WHAT YOU ARE ASKED TO DO: Write out every line of the listing below, without changing anything, but leave out the pictures.

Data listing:
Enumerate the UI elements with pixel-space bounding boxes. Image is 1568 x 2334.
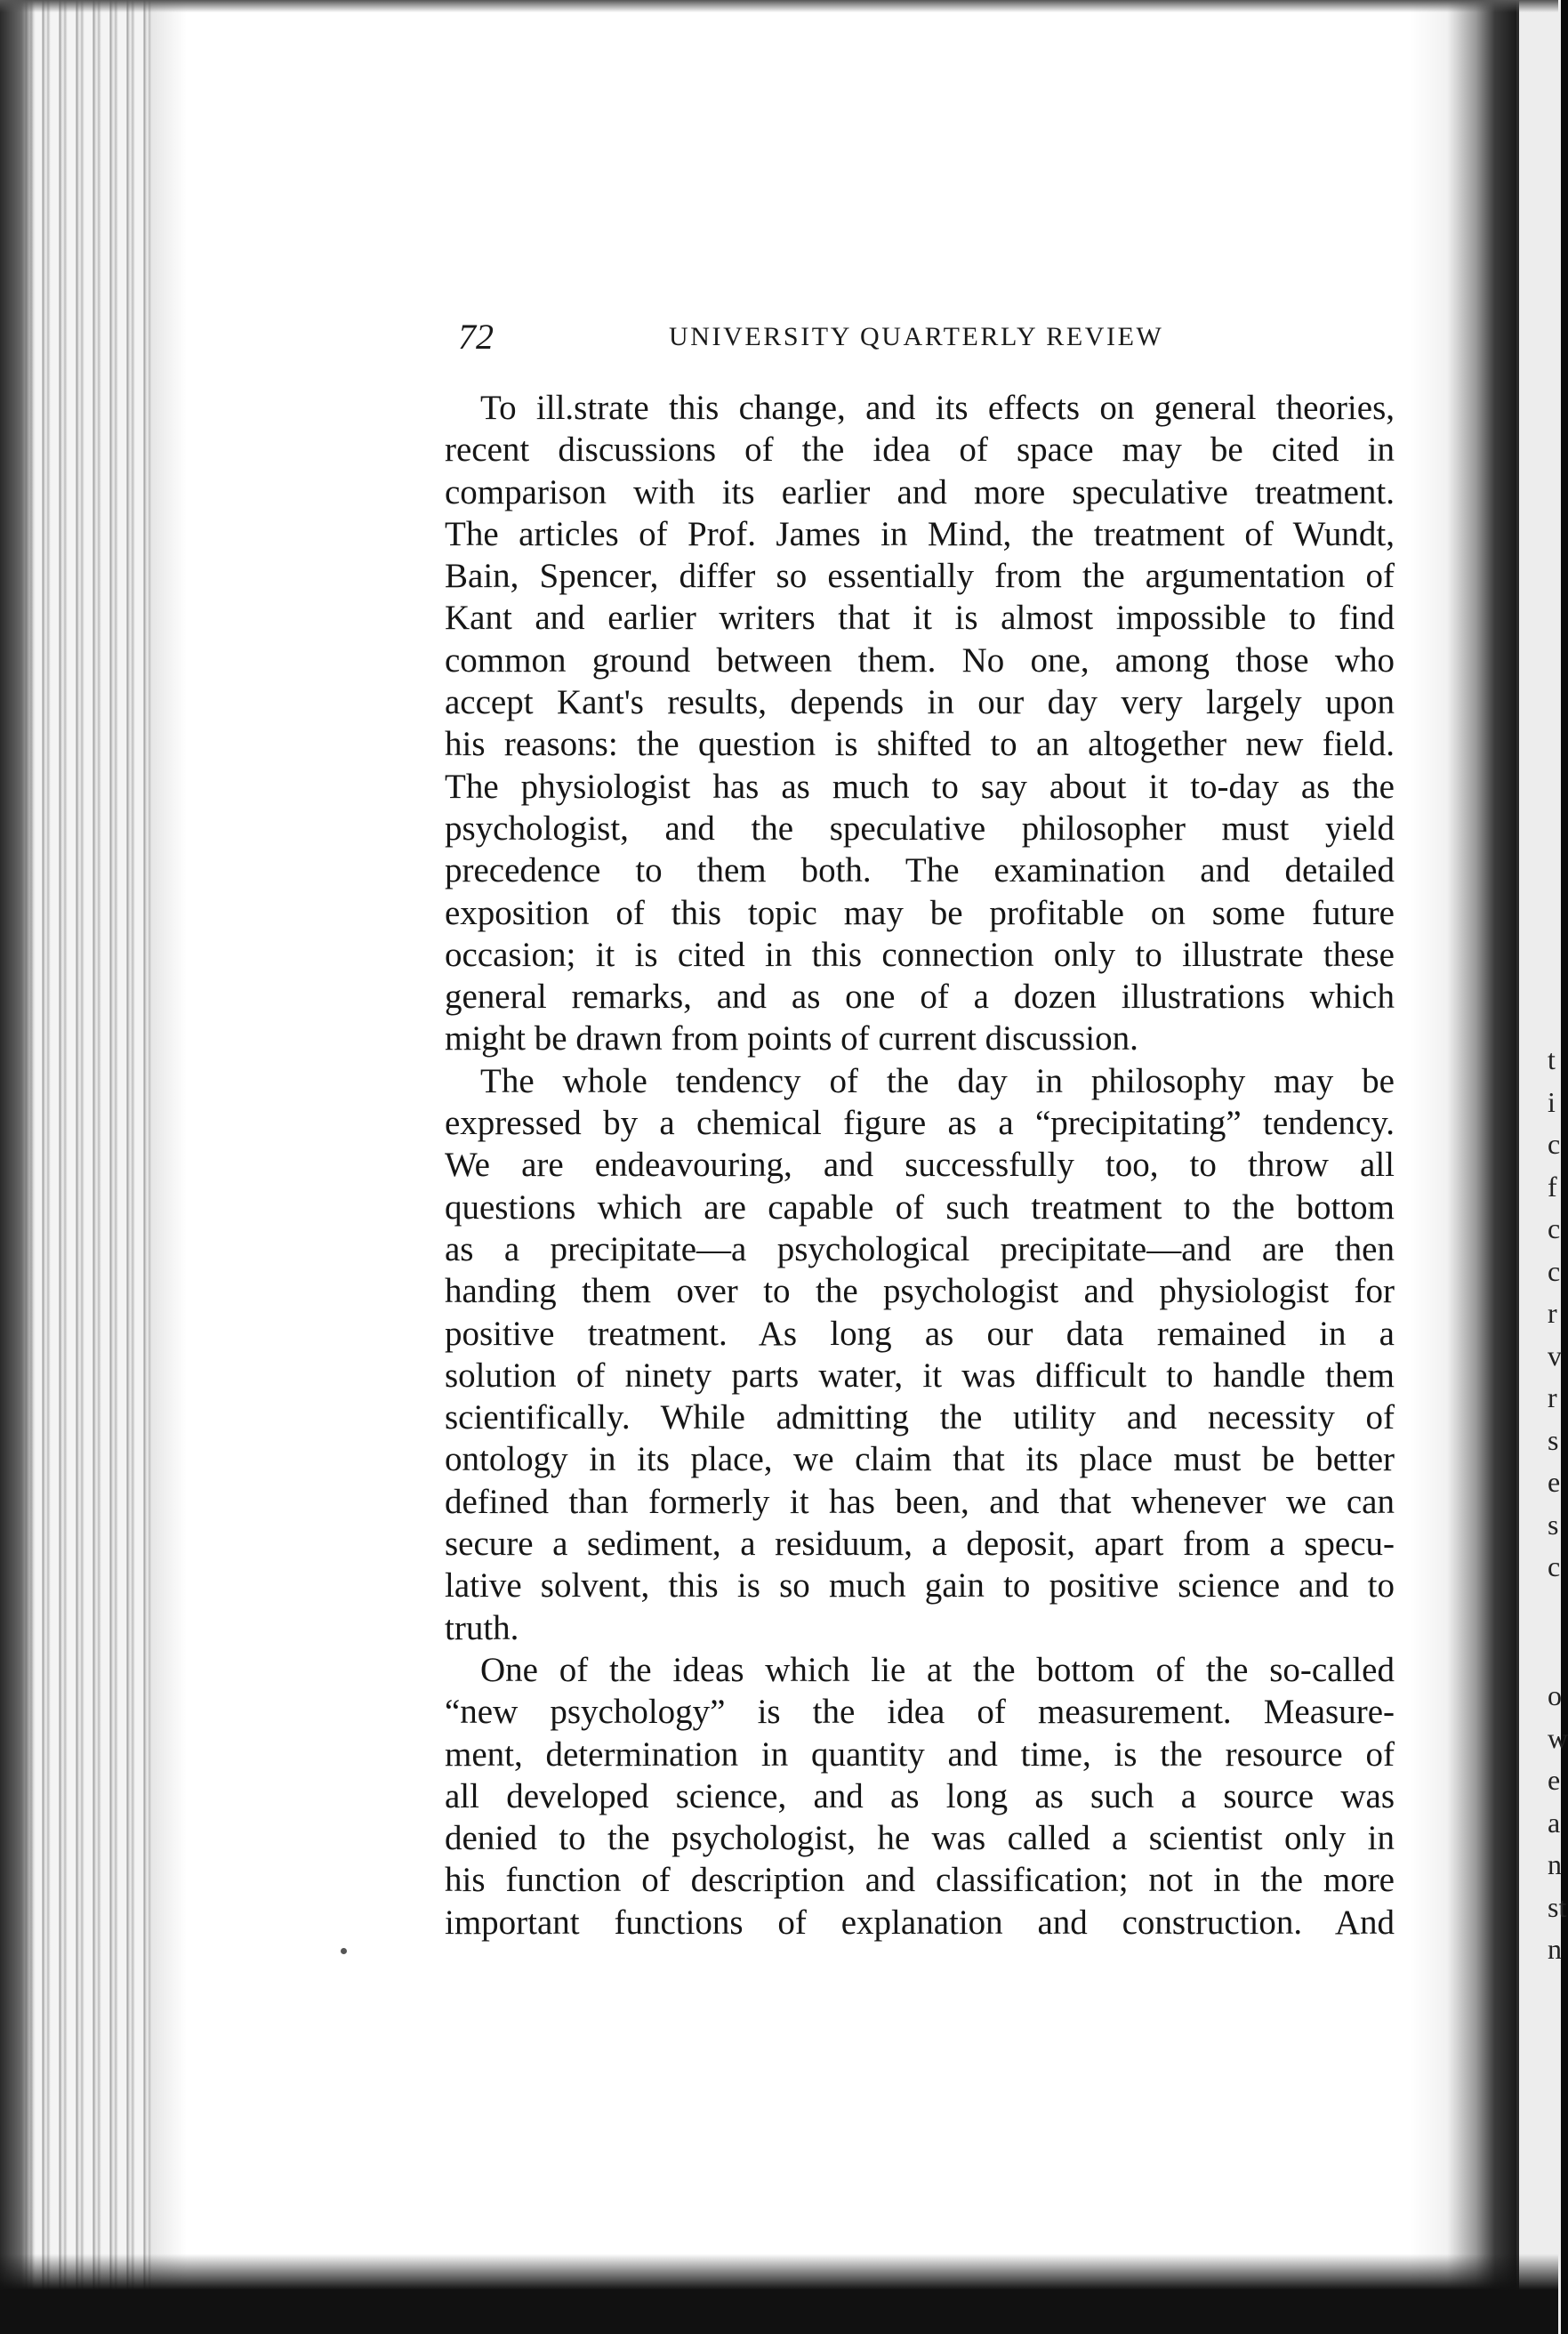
text-line: occasion; it is cited in this connection only to illustrate these [445, 935, 1395, 974]
facing-fragment: s [1548, 1509, 1559, 1541]
facing-fragment: n [1548, 1933, 1562, 1965]
scan-bottom-edge [0, 2254, 1558, 2334]
body-text [445, 387, 1395, 1944]
facing-page-edge [1516, 0, 1561, 2334]
text-line: The physiologist has as much to say about it to-day as the [445, 767, 1395, 806]
text-line: expressed by a chemical figure as a “precipitating” tendency. [445, 1104, 1395, 1143]
scan-top-edge [0, 0, 1558, 12]
facing-fragment: n [1548, 1848, 1562, 1880]
text-line: comparison with its earlier and more speculative treatment. [445, 472, 1395, 511]
text-line: positive treatment. As long as our data remained in a [445, 1314, 1395, 1353]
text-line: secure a sediment, a residuum, a deposit, apart from a specu- [445, 1525, 1395, 1564]
running-head: UNIVERSITY QUARTERLY REVIEW [669, 322, 1164, 351]
text-line: might be drawn from points of current discussion. [445, 1019, 1138, 1058]
facing-fragment: i [1548, 1086, 1556, 1118]
facing-fragment: t [1548, 1043, 1556, 1075]
text-line: precedence to them both. The examination and detailed [445, 851, 1395, 890]
scan-speck [341, 1948, 347, 1954]
text-line: common ground between them. No one, among those who [445, 640, 1395, 680]
text-line: truth. [445, 1608, 519, 1647]
text-line: Kant and earlier writers that it is almost impossible to find [445, 599, 1395, 638]
text-line: as a precipitate—a psychological precipitate—and are then [445, 1229, 1395, 1268]
text-line: ment, determination in quantity and time, is the resource of [445, 1734, 1395, 1774]
facing-fragment: f [1548, 1171, 1557, 1203]
facing-fragment: c [1548, 1255, 1561, 1287]
text-line: The whole tendency of the day in philosophy may be [480, 1061, 1395, 1100]
facing-fragment: a [1548, 1807, 1561, 1839]
facing-fragment: s [1548, 1424, 1559, 1456]
text-line: denied to the psychologist, he was called a scientist only in [445, 1819, 1395, 1858]
text-line: lative solvent, this is so much gain to positive science and to [445, 1566, 1395, 1606]
page-edge-fade [151, 0, 187, 2334]
text-line: Bain, Spencer, differ so essentially from the argumentation of [445, 557, 1395, 596]
facing-fragment: r [1548, 1297, 1557, 1329]
text-line: exposition of this topic may be profitable on some future [445, 893, 1395, 932]
page-number: 72 [458, 317, 494, 357]
text-line: The articles of Prof. James in Mind, the treatment of Wundt, [445, 514, 1395, 553]
facing-fragment: e [1548, 1466, 1561, 1498]
text-line: important functions of explanation and construction. And [445, 1903, 1395, 1942]
text-line: solution of ninety parts water, it was difficult to handle them [445, 1356, 1395, 1395]
text-line: scientifically. While admitting the utility and necessity of [445, 1398, 1395, 1437]
text-line: his function of description and classification; not in the more [445, 1861, 1395, 1900]
facing-fragment: r [1548, 1381, 1557, 1413]
text-line: psychologist, and the speculative philosopher must yield [445, 809, 1395, 848]
text-line: We are endeavouring, and successfully too, to throw all [445, 1146, 1395, 1185]
facing-fragment: st [1548, 1891, 1567, 1923]
facing-fragment: w [1548, 1722, 1568, 1754]
text-line: “new psychology” is the idea of measurement. Measure- [445, 1693, 1395, 1732]
text-line: questions which are capable of such treatment to the bottom [445, 1187, 1395, 1227]
facing-fragment: c [1548, 1128, 1561, 1160]
text-line: general remarks, and as one of a dozen illustrations which [445, 978, 1395, 1017]
facing-fragment: c [1548, 1550, 1561, 1582]
facing-fragment: c [1548, 1212, 1561, 1244]
text-line: his reasons: the question is shifted to an altogether new field. [445, 725, 1395, 764]
facing-fragment: e [1548, 1764, 1561, 1796]
text-line: all developed science, and as long as such a source was [445, 1776, 1395, 1815]
text-line: handing them over to the psychologist and physiologist for [445, 1272, 1395, 1311]
text-line: defined than formerly it has been, and that whenever we can [445, 1482, 1395, 1521]
text-line: ontology in its place, we claim that its place must be better [445, 1440, 1395, 1479]
text-line: accept Kant's results, depends in our day very largely upon [445, 683, 1395, 722]
text-line: recent discussions of the idea of space may be cited in [445, 431, 1395, 470]
facing-fragment: v [1548, 1340, 1562, 1372]
text-line: One of the ideas which lie at the bottom of the so-called [480, 1650, 1395, 1689]
binding-shadow [0, 0, 36, 2334]
book-gutter [1410, 0, 1516, 2334]
text-line: To ill.strate this change, and its effects on general theories, [480, 389, 1395, 427]
facing-fragment: o [1548, 1679, 1562, 1711]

THE OUTPUT:
Enumerate the UI elements with pixel-space bounding boxes. Image is 1568 x 2334.
text-line: occasion; it is cited in this connection only to illustrate these [445, 935, 1395, 974]
facing-fragment: s [1548, 1509, 1559, 1541]
facing-fragment: n [1548, 1933, 1562, 1965]
scan-bottom-edge [0, 2254, 1558, 2334]
body-text [445, 387, 1395, 1944]
facing-page-edge [1516, 0, 1561, 2334]
text-line: The physiologist has as much to say about it to-day as the [445, 767, 1395, 806]
text-line: expressed by a chemical figure as a “precipitating” tendency. [445, 1104, 1395, 1143]
scan-top-edge [0, 0, 1558, 12]
facing-fragment: n [1548, 1848, 1562, 1880]
text-line: comparison with its earlier and more speculative treatment. [445, 472, 1395, 511]
text-line: positive treatment. As long as our data remained in a [445, 1314, 1395, 1353]
text-line: secure a sediment, a residuum, a deposit, apart from a specu- [445, 1525, 1395, 1564]
running-head: UNIVERSITY QUARTERLY REVIEW [669, 322, 1164, 351]
text-line: might be drawn from points of current discussion. [445, 1019, 1138, 1058]
facing-fragment: i [1548, 1086, 1556, 1118]
facing-fragment: t [1548, 1043, 1556, 1075]
text-line: precedence to them both. The examination and detailed [445, 851, 1395, 890]
scan-speck [341, 1948, 347, 1954]
text-line: common ground between them. No one, among those who [445, 640, 1395, 680]
text-line: truth. [445, 1608, 519, 1647]
text-line: Kant and earlier writers that it is almost impossible to find [445, 599, 1395, 638]
text-line: as a precipitate—a psychological precipitate—and are then [445, 1229, 1395, 1268]
text-line: ment, determination in quantity and time, is the resource of [445, 1734, 1395, 1774]
facing-fragment: f [1548, 1171, 1557, 1203]
facing-fragment: c [1548, 1255, 1561, 1287]
text-line: The whole tendency of the day in philosophy may be [480, 1061, 1395, 1100]
facing-fragment: a [1548, 1807, 1561, 1839]
facing-fragment: s [1548, 1424, 1559, 1456]
text-line: denied to the psychologist, he was called a scientist only in [445, 1819, 1395, 1858]
text-line: lative solvent, this is so much gain to positive science and to [445, 1566, 1395, 1606]
page-edge-fade [151, 0, 187, 2334]
text-line: Bain, Spencer, differ so essentially from the argumentation of [445, 557, 1395, 596]
facing-fragment: r [1548, 1297, 1557, 1329]
text-line: exposition of this topic may be profitable on some future [445, 893, 1395, 932]
page-number: 72 [458, 317, 494, 357]
text-line: The articles of Prof. James in Mind, the treatment of Wundt, [445, 514, 1395, 553]
facing-fragment: e [1548, 1466, 1561, 1498]
text-line: important functions of explanation and construction. And [445, 1903, 1395, 1942]
text-line: solution of ninety parts water, it was difficult to handle them [445, 1356, 1395, 1395]
text-line: scientifically. While admitting the utility and necessity of [445, 1398, 1395, 1437]
text-line: his function of description and classification; not in the more [445, 1861, 1395, 1900]
facing-fragment: r [1548, 1381, 1557, 1413]
text-line: psychologist, and the speculative philosopher must yield [445, 809, 1395, 848]
text-line: We are endeavouring, and successfully too, to throw all [445, 1146, 1395, 1185]
facing-fragment: st [1548, 1891, 1567, 1923]
facing-fragment: w [1548, 1722, 1568, 1754]
text-line: “new psychology” is the idea of measurement. Measure- [445, 1693, 1395, 1732]
text-line: questions which are capable of such treatment to the bottom [445, 1187, 1395, 1227]
facing-fragment: c [1548, 1128, 1561, 1160]
text-line: general remarks, and as one of a dozen illustrations which [445, 978, 1395, 1017]
facing-fragment: c [1548, 1550, 1561, 1582]
facing-fragment: c [1548, 1212, 1561, 1244]
text-line: his reasons: the question is shifted to an altogether new field. [445, 725, 1395, 764]
facing-fragment: e [1548, 1764, 1561, 1796]
text-line: all developed science, and as long as such a source was [445, 1776, 1395, 1815]
text-line: handing them over to the psychologist and physiologist for [445, 1272, 1395, 1311]
text-line: defined than formerly it has been, and that whenever we can [445, 1482, 1395, 1521]
text-line: ontology in its place, we claim that its place must be better [445, 1440, 1395, 1479]
text-line: accept Kant's results, depends in our day very largely upon [445, 683, 1395, 722]
text-line: recent discussions of the idea of space may be cited in [445, 431, 1395, 470]
facing-fragment: v [1548, 1340, 1562, 1372]
text-line: One of the ideas which lie at the bottom of the so-called [480, 1650, 1395, 1689]
binding-shadow [0, 0, 36, 2334]
book-gutter [1410, 0, 1516, 2334]
text-line: To ill.strate this change, and its effects on general theories, [480, 389, 1395, 427]
facing-fragment: o [1548, 1679, 1562, 1711]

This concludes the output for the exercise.